(Document page text data)
◇ ◇ ◇

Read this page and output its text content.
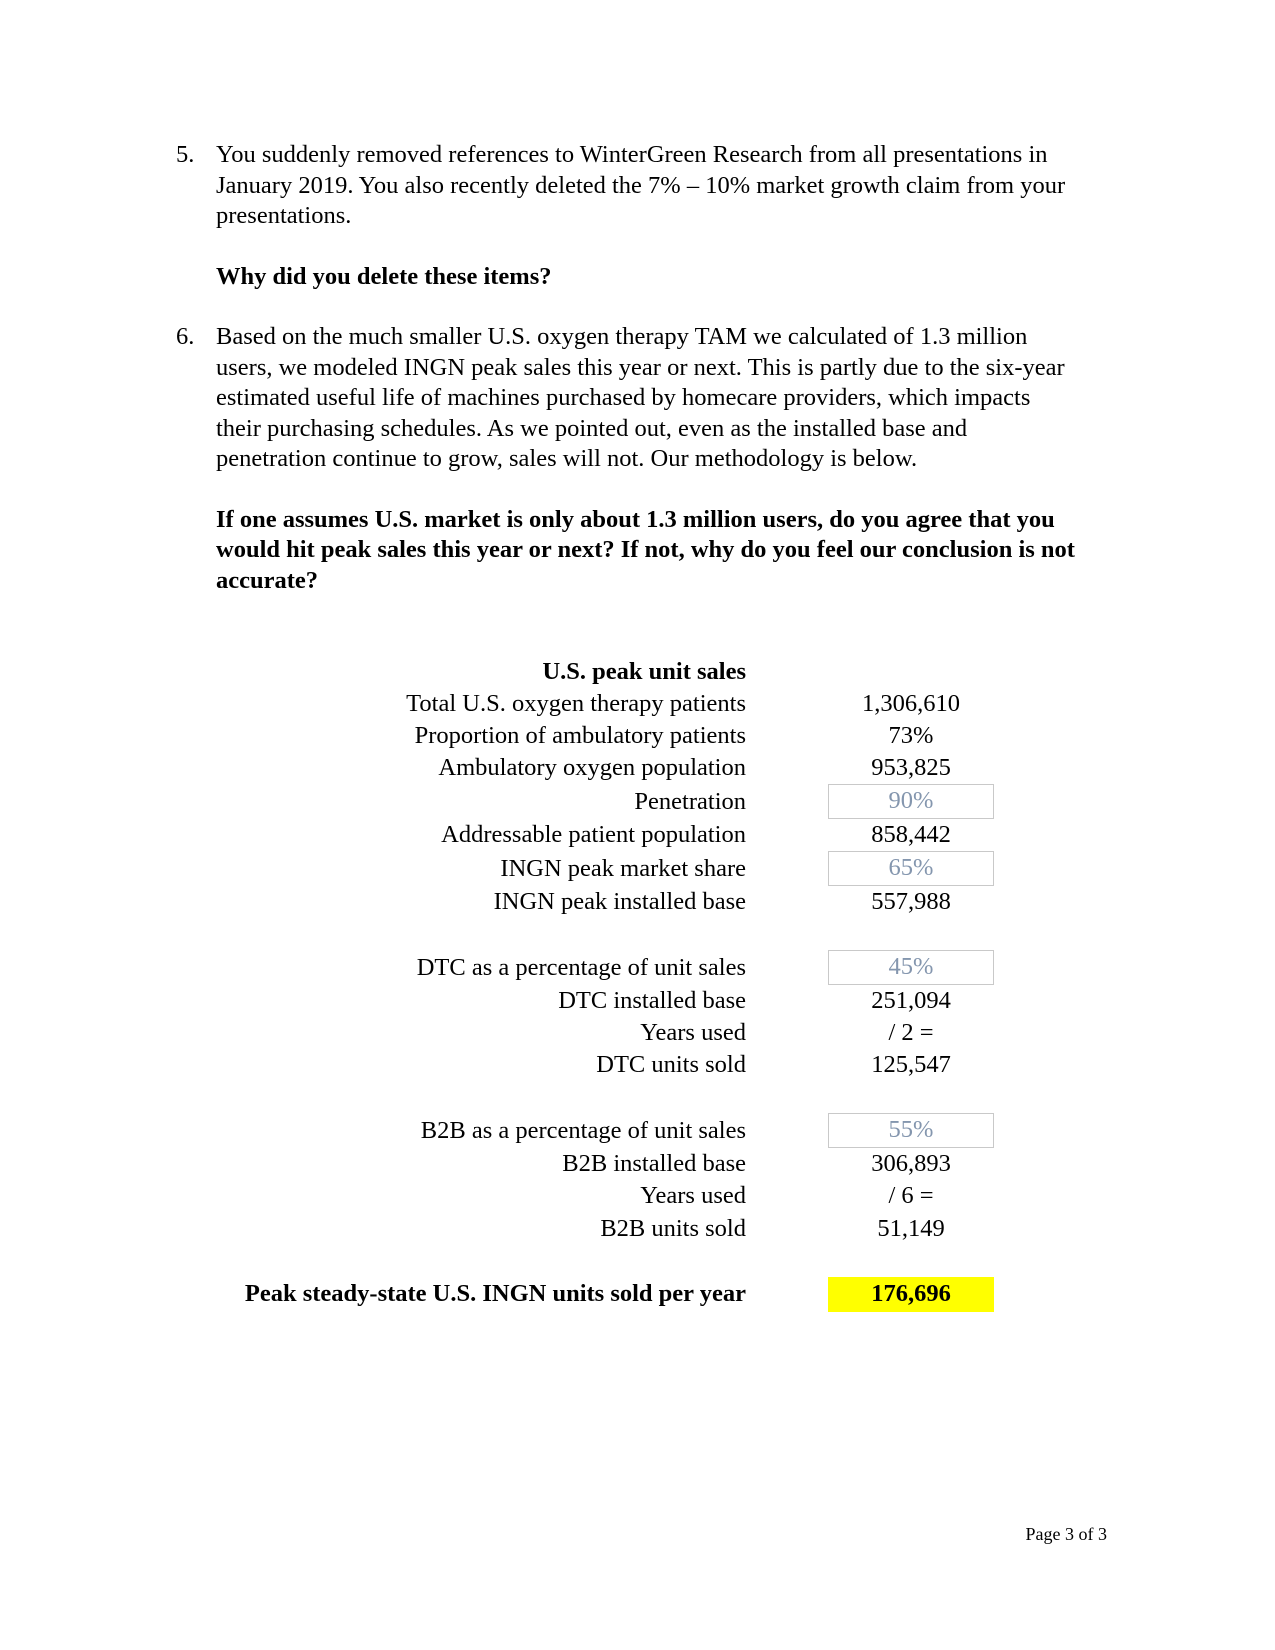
5. You suddenly removed references to WinterGreen Research from all presentations in January 2019. You also recently deleted the 7% – 10% market growth claim from your presentations.

Why did you delete these items?
6. Based on the much smaller U.S. oxygen therapy TAM we calculated of 1.3 million users, we modeled INGN peak sales this year or next. This is partly due to the six-year estimated useful life of machines purchased by homecare providers, which impacts their purchasing schedules. As we pointed out, even as the installed base and penetration continue to grow, sales will not. Our methodology is below.

If one assumes U.S. market is only about 1.3 million users, do you agree that you would hit peak sales this year or next? If not, why do you feel our conclusion is not accurate?
U.S. peak unit sales	
Total U.S. oxygen therapy patients	1,306,610
Proportion of ambulatory patients	73%
Ambulatory oxygen population	953,825
Penetration	90%
Addressable patient population	858,442
INGN peak market share	65%
INGN peak installed base	557,988

DTC as a percentage of unit sales	45%
DTC installed base	251,094
Years used	/ 2 =
DTC units sold	125,547

B2B as a percentage of unit sales	55%
B2B installed base	306,893
Years used	/ 6 =
B2B units sold	51,149

Peak steady-state U.S. INGN units sold per year	176,696
Page 3 of 3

◇ ◇ ◇

Write the records out exactly, dropping every image.

RESPONSE AREA:
Read this page and output its text content.
5. You suddenly removed references to WinterGreen Research from all presentations in January 2019. You also recently deleted the 7% – 10% market growth claim from your presentations.

Why did you delete these items?
6. Based on the much smaller U.S. oxygen therapy TAM we calculated of 1.3 million users, we modeled INGN peak sales this year or next. This is partly due to the six-year estimated useful life of machines purchased by homecare providers, which impacts their purchasing schedules. As we pointed out, even as the installed base and penetration continue to grow, sales will not. Our methodology is below.

If one assumes U.S. market is only about 1.3 million users, do you agree that you would hit peak sales this year or next? If not, why do you feel our conclusion is not accurate?
U.S. peak unit sales	
Total U.S. oxygen therapy patients	1,306,610
Proportion of ambulatory patients	73%
Ambulatory oxygen population	953,825
Penetration	90%
Addressable patient population	858,442
INGN peak market share	65%
INGN peak installed base	557,988

DTC as a percentage of unit sales	45%
DTC installed base	251,094
Years used	/ 2 =
DTC units sold	125,547

B2B as a percentage of unit sales	55%
B2B installed base	306,893
Years used	/ 6 =
B2B units sold	51,149

Peak steady-state U.S. INGN units sold per year	176,696
Page 3 of 3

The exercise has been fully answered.